> **TASK**:
Set every record down verbatim and omit the pictures.

> **RECORDS PROVIDED**:
-------

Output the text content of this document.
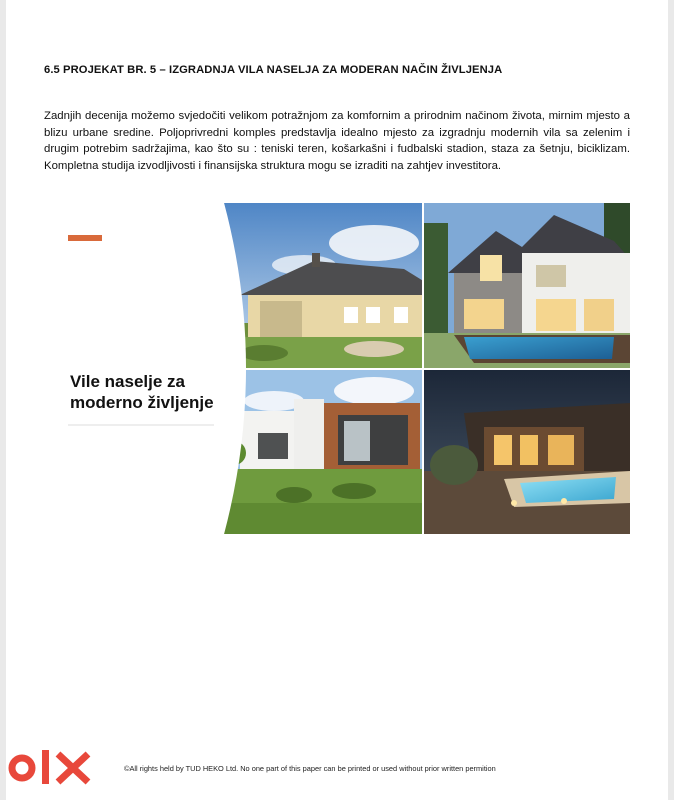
6.5 PROJEKAT BR. 5 – IZGRADNJA VILA NASELJA ZA MODERAN NAČIN ŽIVLJENJA
Zadnjih decenija možemo svjedočiti velikom potražnjom za komfornim a prirodnim načinom života, mirnim mjesto a blizu urbane sredine. Poljoprivredni komples predstavlja idealno mjesto za izgradnju modernih vila sa zelenim i drugim potrebim sadržajima, kao što su : teniski teren, košarkašni i fudbalski stadion, staza za šetnju, biciklizam. Kompletna studija izvodljivosti i finansijska struktura mogu se izraditi na zahtjev investitora.
Vile naselje za
moderno življenje
©All rights held by TUD HEKO Ltd. No one part of this paper can be printed or used without prior written permition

-------

> **REPLY**:
Output the text content of this document.
6.5 PROJEKAT BR. 5 – IZGRADNJA VILA NASELJA ZA MODERAN NAČIN ŽIVLJENJA
Zadnjih decenija možemo svjedočiti velikom potražnjom za komfornim a prirodnim načinom života, mirnim mjesto a blizu urbane sredine. Poljoprivredni komples predstavlja idealno mjesto za izgradnju modernih vila sa zelenim i drugim potrebim sadržajima, kao što su : teniski teren, košarkašni i fudbalski stadion, staza za šetnju, biciklizam. Kompletna studija izvodljivosti i finansijska struktura mogu se izraditi na zahtjev investitora.
Vile naselje za
moderno življenje
©All rights held by TUD HEKO Ltd. No one part of this paper can be printed or used without prior written permition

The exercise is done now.